- _PROBLEM STATEMENT_:
Reproduce the records below, starting at the line containing "246, 94, 252]" and ending after the line containing "274, 194, 282]", with "y-tick-label" replaced by "y-axis-tick" and everything else left the same.

- _ENTRIES_:
- - - - - - -

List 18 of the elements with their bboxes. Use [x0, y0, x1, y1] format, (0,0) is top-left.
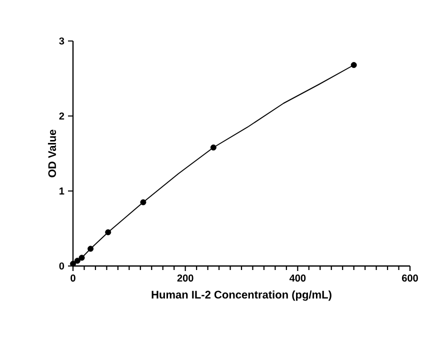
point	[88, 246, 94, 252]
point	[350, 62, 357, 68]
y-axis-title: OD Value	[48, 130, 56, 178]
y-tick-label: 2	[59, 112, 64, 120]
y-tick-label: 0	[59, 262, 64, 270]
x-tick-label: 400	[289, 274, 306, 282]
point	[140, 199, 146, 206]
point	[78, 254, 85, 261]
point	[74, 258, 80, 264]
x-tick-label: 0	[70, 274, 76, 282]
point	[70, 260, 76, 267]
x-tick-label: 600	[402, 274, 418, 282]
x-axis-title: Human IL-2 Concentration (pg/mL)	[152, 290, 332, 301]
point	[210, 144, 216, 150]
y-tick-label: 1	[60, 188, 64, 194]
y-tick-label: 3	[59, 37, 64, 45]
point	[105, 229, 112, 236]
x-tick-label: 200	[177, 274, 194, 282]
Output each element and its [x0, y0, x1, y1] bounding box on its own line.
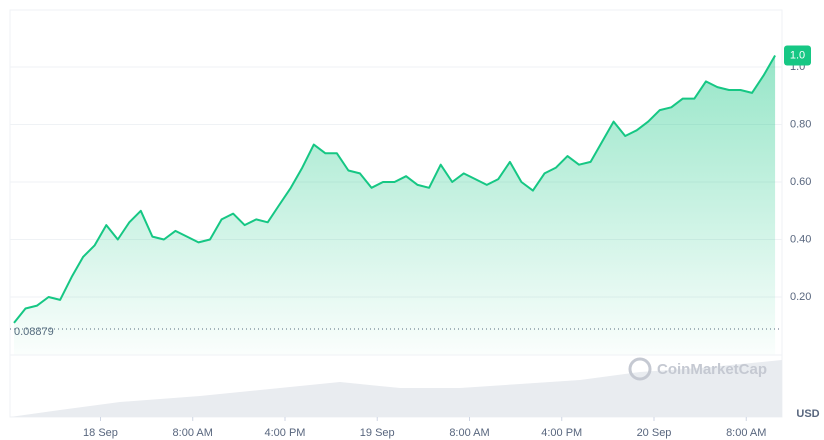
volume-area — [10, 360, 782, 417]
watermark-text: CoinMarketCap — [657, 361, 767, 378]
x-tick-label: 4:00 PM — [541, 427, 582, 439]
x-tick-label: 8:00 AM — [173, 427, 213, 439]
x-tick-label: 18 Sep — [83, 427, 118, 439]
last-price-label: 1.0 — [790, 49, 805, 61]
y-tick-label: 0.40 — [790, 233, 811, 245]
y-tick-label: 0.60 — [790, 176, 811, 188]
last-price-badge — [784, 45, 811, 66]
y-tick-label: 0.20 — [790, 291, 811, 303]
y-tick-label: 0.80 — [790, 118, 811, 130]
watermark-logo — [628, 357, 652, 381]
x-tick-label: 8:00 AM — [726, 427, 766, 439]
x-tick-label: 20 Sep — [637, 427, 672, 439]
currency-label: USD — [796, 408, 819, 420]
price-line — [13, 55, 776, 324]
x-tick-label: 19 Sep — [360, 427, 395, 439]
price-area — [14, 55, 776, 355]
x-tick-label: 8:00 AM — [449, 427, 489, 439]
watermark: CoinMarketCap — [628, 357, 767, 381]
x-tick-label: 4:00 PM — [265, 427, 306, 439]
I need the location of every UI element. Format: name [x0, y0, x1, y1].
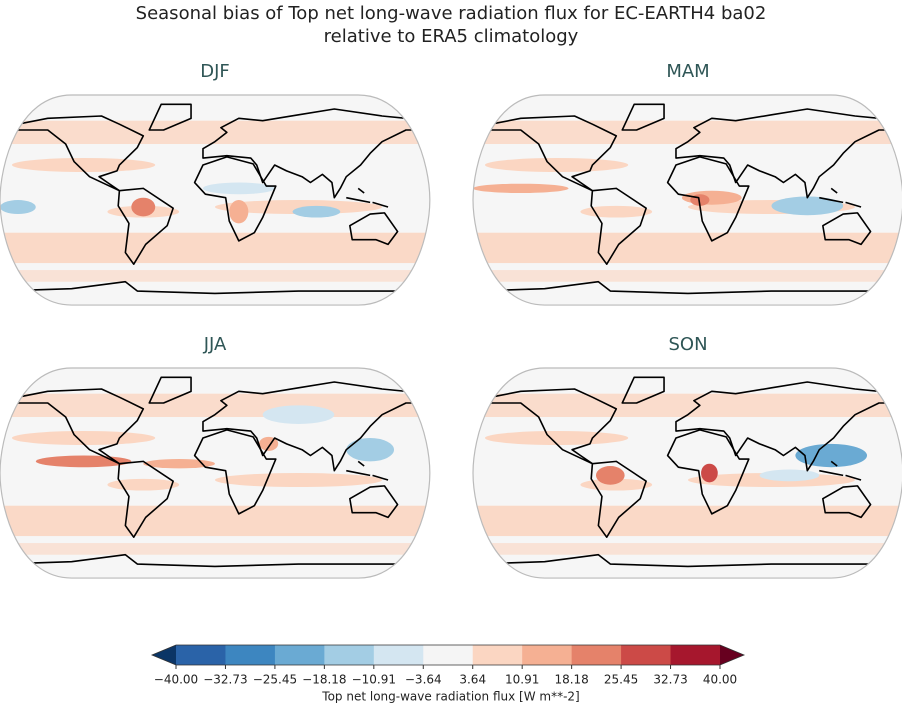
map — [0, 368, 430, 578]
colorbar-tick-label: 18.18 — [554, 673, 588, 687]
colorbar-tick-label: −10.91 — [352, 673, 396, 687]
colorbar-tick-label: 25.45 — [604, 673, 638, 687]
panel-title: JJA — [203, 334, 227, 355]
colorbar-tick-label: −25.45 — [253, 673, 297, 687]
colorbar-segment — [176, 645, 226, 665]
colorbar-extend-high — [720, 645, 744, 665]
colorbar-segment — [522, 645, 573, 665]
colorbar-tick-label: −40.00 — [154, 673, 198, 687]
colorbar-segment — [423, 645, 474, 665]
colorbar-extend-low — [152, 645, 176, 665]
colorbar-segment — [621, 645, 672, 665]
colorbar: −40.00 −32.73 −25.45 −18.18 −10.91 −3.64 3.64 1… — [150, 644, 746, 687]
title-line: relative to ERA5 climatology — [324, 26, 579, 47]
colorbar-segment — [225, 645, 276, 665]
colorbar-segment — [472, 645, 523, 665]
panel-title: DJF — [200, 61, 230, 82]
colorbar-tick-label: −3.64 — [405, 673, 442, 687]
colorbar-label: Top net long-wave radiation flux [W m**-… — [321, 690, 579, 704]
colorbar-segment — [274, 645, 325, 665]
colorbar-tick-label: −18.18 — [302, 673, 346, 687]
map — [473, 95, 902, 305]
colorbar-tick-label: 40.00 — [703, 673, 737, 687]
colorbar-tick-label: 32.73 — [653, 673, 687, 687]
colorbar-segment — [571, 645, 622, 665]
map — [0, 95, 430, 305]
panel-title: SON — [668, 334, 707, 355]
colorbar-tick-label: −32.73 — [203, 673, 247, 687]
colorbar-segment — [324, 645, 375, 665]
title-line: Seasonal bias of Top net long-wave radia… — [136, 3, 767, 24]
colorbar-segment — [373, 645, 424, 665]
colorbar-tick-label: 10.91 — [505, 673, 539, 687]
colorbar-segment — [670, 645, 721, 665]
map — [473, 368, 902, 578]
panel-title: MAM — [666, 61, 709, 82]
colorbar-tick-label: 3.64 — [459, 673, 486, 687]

- - - - - - -

- _RESPONSE TO THIS TASK_:
point	[88, 246, 94, 252]
point	[350, 62, 357, 68]
y-axis-title: OD Value	[48, 130, 56, 178]
y-axis-tick: 2	[59, 112, 64, 120]
y-axis-tick: 0	[59, 262, 64, 270]
x-tick-label: 400	[289, 274, 306, 282]
point	[140, 199, 146, 206]
point	[78, 254, 85, 261]
point	[74, 258, 80, 264]
x-tick-label: 0	[70, 274, 76, 282]
point	[70, 260, 76, 267]
x-tick-label: 600	[402, 274, 418, 282]
x-axis-title: Human IL-2 Concentration (pg/mL)	[152, 290, 332, 301]
point	[210, 144, 216, 150]
y-axis-tick: 1	[60, 188, 64, 194]
y-axis-tick: 3	[59, 37, 64, 45]
point	[105, 229, 112, 236]
x-tick-label: 200	[177, 274, 194, 282]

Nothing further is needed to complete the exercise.